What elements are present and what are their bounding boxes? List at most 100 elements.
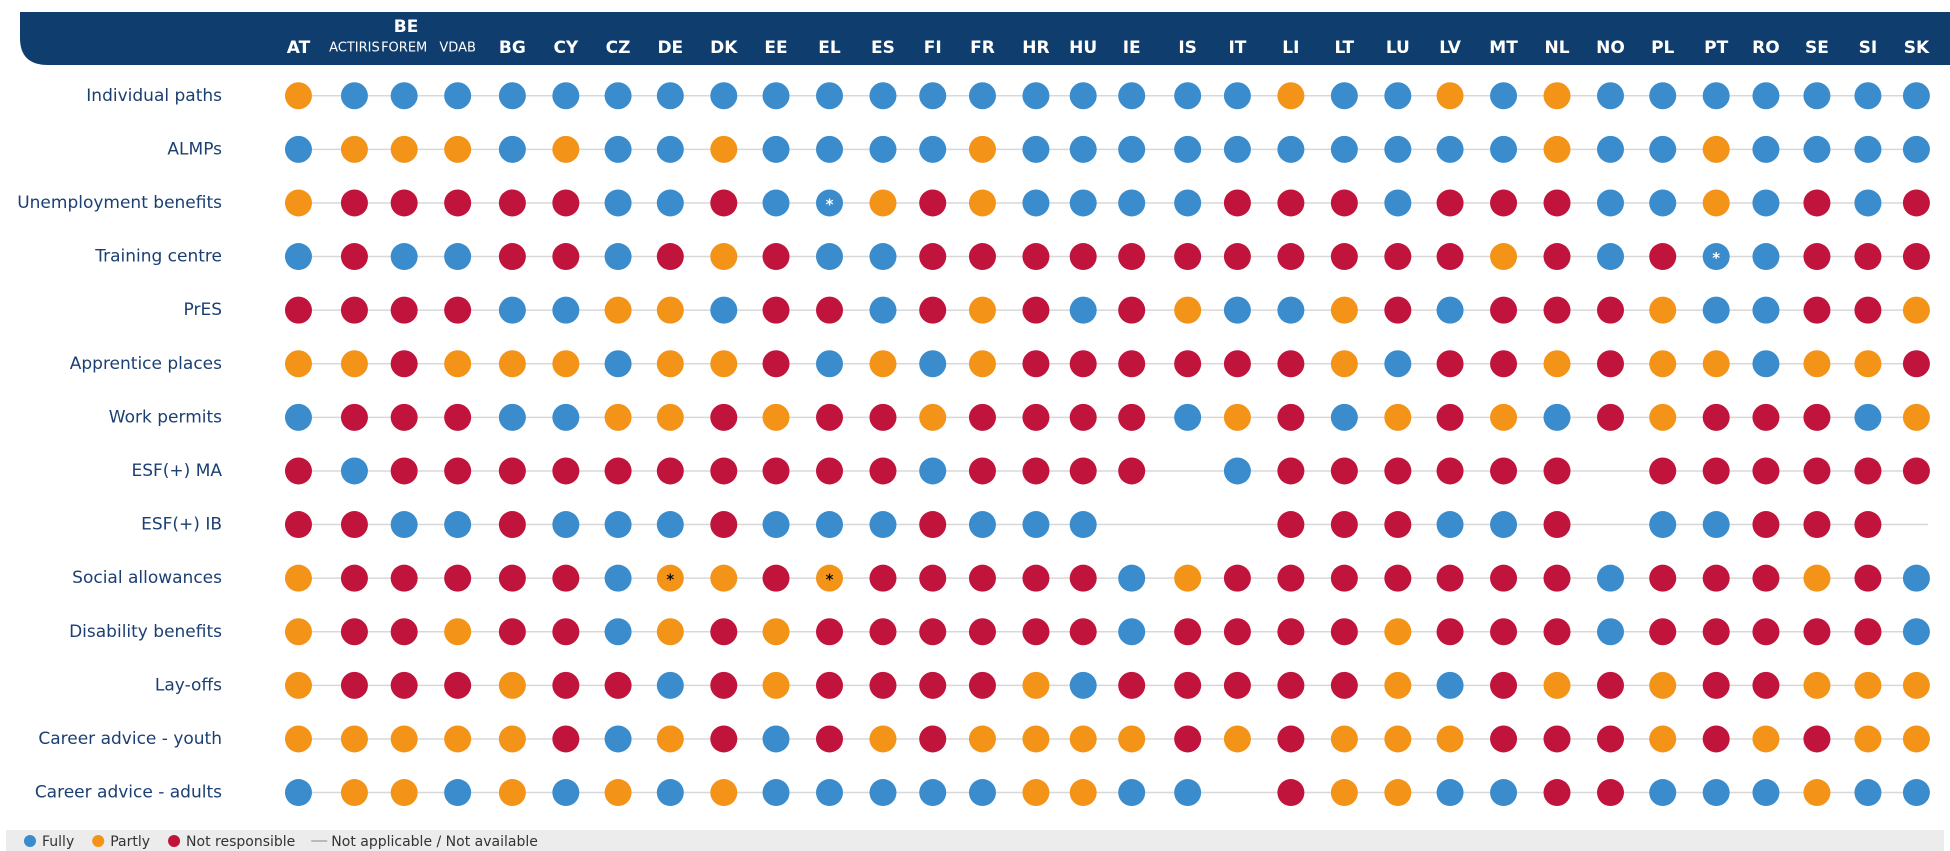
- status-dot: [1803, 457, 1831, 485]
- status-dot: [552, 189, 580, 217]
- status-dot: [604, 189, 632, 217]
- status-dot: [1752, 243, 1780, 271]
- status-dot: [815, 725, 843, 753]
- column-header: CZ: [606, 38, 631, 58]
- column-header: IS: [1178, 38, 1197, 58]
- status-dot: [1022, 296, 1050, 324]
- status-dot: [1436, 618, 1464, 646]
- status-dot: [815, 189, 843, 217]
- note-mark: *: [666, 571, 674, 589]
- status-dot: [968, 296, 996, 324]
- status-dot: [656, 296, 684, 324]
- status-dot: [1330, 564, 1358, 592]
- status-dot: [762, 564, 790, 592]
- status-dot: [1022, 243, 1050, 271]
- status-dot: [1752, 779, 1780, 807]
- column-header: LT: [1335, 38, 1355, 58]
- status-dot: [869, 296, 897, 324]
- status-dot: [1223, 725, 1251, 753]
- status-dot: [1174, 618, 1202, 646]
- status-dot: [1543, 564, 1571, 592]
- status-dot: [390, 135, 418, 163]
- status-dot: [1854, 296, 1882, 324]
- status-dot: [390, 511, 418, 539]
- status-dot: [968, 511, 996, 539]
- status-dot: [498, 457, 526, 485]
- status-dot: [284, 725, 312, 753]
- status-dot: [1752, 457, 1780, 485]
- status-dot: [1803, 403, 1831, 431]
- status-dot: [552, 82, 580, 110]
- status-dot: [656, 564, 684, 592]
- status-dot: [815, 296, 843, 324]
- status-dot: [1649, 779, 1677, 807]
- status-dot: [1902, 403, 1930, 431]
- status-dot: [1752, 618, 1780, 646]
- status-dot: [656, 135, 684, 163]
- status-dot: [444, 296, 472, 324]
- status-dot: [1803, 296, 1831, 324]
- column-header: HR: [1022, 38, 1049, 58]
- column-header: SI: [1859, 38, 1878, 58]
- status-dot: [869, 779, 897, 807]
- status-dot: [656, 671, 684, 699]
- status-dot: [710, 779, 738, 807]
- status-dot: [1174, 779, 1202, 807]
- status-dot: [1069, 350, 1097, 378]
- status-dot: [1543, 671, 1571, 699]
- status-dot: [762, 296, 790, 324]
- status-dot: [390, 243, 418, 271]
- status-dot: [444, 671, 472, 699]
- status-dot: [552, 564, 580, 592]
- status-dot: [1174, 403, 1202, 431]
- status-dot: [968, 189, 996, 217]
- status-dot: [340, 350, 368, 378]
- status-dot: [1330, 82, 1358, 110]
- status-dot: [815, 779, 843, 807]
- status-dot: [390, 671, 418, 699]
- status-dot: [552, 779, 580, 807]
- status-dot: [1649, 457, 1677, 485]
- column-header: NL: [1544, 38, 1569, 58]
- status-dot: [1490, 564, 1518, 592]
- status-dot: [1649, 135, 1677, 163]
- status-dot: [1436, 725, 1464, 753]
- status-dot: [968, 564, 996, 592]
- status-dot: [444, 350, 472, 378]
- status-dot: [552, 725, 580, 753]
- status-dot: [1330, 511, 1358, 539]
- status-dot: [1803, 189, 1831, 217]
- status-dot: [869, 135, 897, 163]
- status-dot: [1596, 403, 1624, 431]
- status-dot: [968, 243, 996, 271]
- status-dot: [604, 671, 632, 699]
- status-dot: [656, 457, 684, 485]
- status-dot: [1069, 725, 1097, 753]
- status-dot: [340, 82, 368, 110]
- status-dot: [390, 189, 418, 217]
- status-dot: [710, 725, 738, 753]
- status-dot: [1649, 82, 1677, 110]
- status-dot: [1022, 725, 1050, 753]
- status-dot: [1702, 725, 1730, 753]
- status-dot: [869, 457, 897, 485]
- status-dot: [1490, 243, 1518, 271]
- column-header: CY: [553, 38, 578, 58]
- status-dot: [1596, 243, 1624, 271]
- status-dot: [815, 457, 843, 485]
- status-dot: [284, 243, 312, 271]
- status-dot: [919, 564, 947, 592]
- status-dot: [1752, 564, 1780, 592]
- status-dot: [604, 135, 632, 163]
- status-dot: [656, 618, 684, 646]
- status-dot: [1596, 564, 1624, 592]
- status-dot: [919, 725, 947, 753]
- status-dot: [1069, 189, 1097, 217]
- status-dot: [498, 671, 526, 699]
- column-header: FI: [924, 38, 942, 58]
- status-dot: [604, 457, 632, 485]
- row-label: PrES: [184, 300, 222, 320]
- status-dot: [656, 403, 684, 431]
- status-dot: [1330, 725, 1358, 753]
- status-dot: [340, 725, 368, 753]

——

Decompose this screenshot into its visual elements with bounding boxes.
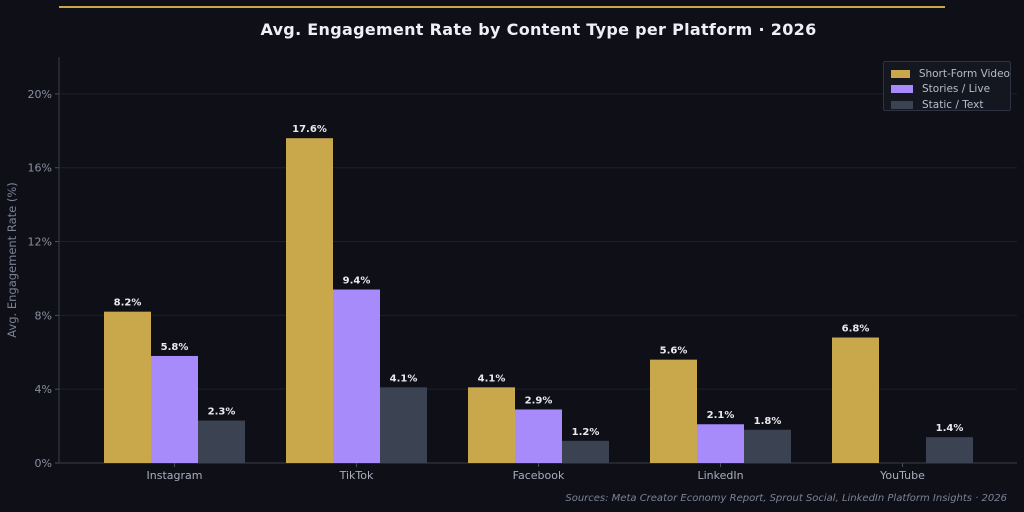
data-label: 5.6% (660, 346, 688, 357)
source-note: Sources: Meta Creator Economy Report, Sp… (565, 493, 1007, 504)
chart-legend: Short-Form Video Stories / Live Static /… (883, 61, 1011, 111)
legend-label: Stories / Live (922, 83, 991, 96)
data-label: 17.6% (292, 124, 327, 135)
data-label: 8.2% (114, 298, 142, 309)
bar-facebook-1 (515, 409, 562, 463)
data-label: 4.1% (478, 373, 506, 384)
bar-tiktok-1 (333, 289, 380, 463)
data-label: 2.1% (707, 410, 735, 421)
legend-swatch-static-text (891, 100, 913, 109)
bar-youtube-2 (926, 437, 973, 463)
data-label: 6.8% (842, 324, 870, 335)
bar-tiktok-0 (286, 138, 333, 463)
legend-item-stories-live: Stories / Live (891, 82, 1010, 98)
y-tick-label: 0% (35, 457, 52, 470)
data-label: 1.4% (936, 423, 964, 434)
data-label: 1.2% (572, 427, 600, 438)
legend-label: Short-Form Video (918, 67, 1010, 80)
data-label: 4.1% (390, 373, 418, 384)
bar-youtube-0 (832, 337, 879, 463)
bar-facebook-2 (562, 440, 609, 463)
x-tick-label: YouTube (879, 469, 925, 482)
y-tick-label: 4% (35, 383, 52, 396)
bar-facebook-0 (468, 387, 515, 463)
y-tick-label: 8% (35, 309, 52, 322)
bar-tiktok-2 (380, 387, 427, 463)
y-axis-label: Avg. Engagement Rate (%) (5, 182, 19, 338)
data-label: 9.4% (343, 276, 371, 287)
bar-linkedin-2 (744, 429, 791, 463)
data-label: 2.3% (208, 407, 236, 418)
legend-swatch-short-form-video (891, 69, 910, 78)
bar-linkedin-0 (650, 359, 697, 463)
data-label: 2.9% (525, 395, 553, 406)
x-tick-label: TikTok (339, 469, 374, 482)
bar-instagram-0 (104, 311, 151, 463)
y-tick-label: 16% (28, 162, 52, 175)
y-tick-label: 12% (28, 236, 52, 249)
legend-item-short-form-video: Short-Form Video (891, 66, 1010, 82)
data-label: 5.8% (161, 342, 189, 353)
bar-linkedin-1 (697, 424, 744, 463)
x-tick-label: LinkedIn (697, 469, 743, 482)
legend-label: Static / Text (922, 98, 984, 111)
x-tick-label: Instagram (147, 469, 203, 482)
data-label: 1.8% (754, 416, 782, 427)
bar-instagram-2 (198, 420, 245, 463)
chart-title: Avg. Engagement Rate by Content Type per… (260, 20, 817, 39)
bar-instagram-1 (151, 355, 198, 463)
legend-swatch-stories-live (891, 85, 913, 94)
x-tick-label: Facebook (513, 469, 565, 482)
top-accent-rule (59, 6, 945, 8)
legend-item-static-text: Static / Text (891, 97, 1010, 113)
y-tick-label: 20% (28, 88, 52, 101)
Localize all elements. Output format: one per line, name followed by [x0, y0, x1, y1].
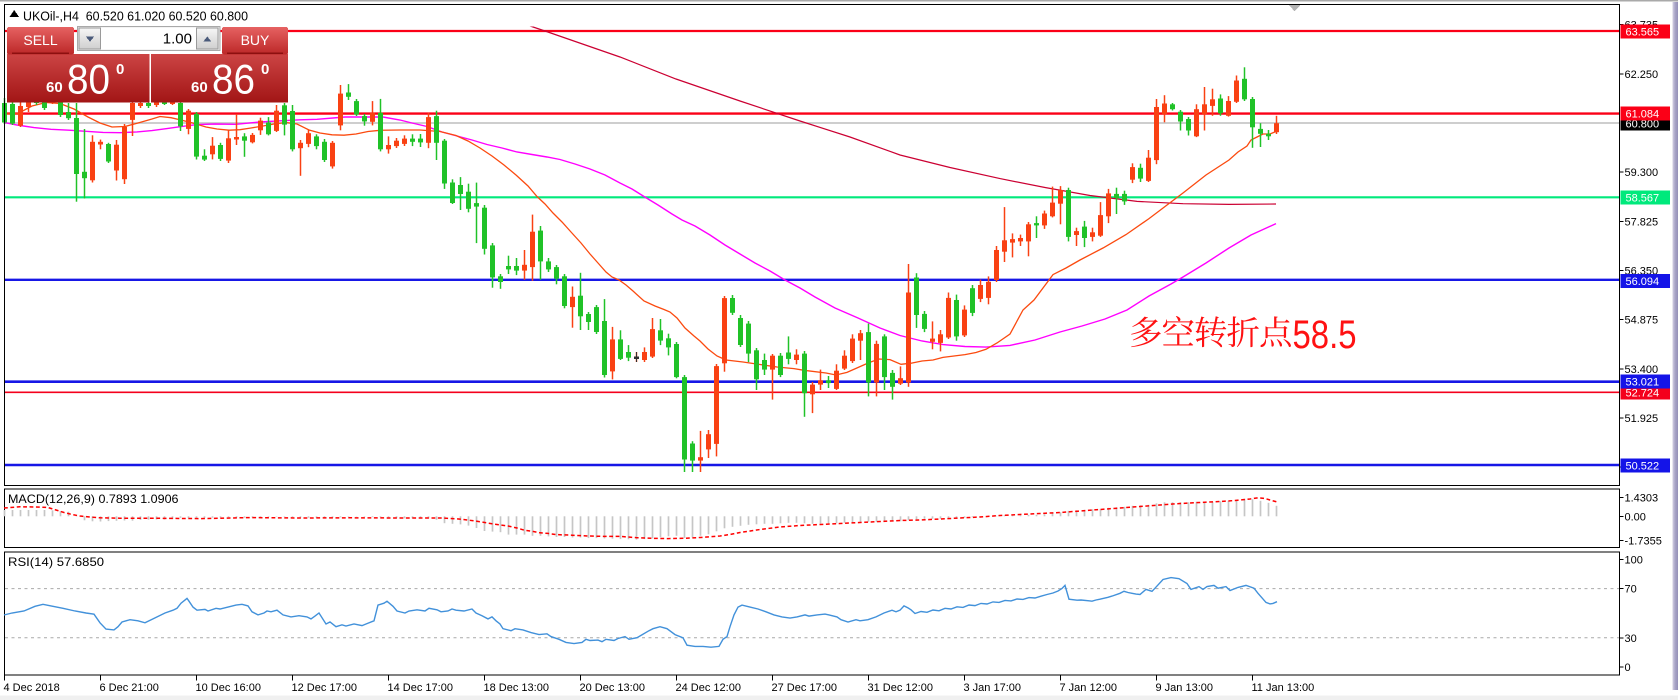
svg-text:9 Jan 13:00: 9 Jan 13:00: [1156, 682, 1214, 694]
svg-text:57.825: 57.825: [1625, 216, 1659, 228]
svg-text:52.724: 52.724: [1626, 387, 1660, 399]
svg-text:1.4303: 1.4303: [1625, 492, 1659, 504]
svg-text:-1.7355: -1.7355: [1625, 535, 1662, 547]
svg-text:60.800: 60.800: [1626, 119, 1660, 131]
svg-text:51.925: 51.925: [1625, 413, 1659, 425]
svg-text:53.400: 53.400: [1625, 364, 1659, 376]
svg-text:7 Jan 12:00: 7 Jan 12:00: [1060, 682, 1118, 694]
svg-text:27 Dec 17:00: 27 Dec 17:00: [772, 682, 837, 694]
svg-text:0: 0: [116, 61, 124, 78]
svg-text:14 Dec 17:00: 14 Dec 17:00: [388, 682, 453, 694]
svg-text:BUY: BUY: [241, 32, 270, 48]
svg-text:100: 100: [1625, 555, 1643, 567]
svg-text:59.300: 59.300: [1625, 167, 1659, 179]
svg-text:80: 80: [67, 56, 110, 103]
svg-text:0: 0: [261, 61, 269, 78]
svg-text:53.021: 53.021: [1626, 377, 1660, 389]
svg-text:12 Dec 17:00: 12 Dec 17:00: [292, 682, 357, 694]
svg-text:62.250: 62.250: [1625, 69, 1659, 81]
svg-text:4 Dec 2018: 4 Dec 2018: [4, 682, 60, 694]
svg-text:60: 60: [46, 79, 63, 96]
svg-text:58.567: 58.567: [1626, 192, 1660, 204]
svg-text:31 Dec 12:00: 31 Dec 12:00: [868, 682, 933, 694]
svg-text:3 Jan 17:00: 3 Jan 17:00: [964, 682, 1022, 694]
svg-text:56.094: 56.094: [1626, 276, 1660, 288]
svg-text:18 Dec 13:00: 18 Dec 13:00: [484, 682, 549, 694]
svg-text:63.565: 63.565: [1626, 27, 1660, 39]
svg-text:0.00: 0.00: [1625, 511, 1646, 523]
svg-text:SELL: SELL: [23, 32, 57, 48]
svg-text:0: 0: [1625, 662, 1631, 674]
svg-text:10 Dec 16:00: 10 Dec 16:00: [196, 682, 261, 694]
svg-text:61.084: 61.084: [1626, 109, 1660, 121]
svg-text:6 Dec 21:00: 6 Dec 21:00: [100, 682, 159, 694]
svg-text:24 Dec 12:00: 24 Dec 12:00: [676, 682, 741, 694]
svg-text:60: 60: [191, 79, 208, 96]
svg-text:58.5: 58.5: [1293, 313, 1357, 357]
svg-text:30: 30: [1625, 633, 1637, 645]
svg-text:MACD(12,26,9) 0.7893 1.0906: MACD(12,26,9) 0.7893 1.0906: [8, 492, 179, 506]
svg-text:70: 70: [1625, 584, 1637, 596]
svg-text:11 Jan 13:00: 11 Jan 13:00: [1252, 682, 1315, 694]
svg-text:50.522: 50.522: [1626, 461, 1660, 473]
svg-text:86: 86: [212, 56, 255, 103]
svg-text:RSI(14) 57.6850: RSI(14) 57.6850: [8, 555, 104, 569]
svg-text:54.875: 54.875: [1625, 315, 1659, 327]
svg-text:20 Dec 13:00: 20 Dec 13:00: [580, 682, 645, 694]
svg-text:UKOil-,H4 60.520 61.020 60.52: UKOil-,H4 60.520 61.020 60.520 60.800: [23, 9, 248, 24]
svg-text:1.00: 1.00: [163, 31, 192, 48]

——

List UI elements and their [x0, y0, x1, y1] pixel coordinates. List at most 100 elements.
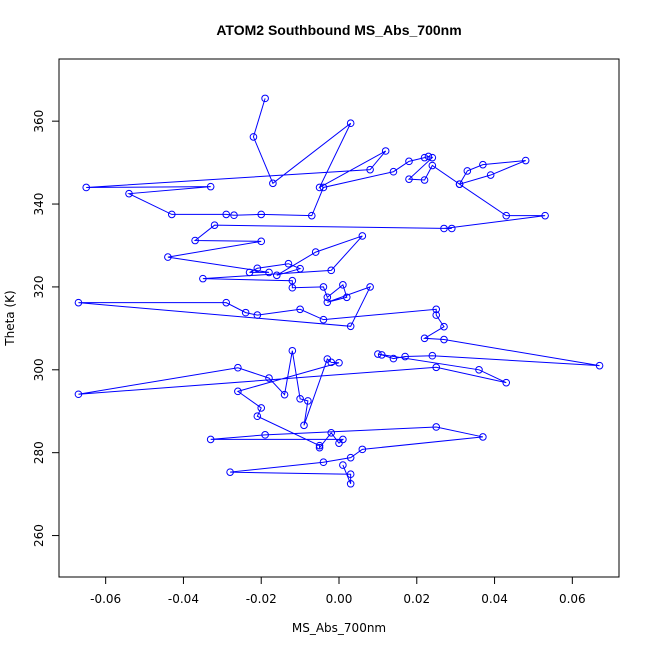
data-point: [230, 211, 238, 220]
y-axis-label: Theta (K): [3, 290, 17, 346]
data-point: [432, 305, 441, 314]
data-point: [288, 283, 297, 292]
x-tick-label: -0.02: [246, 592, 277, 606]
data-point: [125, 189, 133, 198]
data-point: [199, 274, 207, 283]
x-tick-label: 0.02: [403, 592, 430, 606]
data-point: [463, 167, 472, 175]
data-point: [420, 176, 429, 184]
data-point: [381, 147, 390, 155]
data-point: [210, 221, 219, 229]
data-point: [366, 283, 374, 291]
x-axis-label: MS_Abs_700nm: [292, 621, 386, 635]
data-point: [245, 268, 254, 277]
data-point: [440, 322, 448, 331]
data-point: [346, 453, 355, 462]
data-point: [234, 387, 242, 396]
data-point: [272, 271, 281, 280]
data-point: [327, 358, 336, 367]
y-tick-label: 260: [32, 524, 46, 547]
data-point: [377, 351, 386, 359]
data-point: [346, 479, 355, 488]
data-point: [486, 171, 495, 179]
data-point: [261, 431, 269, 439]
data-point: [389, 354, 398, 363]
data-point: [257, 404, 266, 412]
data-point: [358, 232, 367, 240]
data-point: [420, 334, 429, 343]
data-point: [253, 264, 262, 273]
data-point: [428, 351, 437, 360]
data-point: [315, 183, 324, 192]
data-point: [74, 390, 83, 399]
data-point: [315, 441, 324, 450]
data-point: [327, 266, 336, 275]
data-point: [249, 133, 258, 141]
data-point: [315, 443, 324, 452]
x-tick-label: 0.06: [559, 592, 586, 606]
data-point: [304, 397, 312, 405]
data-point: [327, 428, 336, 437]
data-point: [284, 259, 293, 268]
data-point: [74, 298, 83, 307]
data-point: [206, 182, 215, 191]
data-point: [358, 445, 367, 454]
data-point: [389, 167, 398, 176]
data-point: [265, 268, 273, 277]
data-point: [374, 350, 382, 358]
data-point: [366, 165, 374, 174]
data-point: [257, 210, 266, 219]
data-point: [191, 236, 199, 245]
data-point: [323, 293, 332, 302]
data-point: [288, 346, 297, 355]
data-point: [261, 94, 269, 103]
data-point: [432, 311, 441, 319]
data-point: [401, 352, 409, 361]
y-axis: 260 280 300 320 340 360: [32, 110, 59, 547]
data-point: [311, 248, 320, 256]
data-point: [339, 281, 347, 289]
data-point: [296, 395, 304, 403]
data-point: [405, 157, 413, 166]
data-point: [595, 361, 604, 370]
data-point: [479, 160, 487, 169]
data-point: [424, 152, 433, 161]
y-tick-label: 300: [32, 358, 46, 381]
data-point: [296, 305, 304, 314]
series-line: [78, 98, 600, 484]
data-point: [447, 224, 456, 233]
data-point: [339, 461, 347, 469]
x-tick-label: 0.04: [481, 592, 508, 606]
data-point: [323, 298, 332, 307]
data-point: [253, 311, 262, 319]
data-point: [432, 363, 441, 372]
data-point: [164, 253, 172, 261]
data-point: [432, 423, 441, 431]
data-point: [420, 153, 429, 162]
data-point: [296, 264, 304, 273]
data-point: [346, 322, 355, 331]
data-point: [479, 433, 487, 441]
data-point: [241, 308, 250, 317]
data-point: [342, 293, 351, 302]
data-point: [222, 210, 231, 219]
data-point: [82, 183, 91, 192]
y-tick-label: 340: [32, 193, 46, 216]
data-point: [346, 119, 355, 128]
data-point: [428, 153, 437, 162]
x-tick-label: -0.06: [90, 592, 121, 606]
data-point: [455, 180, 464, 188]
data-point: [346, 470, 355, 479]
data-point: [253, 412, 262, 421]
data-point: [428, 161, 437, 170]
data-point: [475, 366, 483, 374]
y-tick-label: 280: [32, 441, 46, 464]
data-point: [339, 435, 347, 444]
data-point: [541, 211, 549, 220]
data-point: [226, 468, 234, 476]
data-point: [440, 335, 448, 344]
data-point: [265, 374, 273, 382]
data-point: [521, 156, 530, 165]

——

## Do this
Copy out the data verbatim, everything from the line containing "data-point: [230, 211, 238, 220]" down to the line containing "data-point: [420, 176, 429, 184]", including both of those lines.

## Solution
data-point: [230, 211, 238, 220]
y-axis-label: Theta (K): [3, 290, 17, 346]
data-point: [432, 305, 441, 314]
data-point: [288, 283, 297, 292]
x-tick-label: -0.02: [246, 592, 277, 606]
data-point: [125, 189, 133, 198]
data-point: [199, 274, 207, 283]
x-tick-label: 0.02: [403, 592, 430, 606]
data-point: [463, 167, 472, 175]
data-point: [420, 176, 429, 184]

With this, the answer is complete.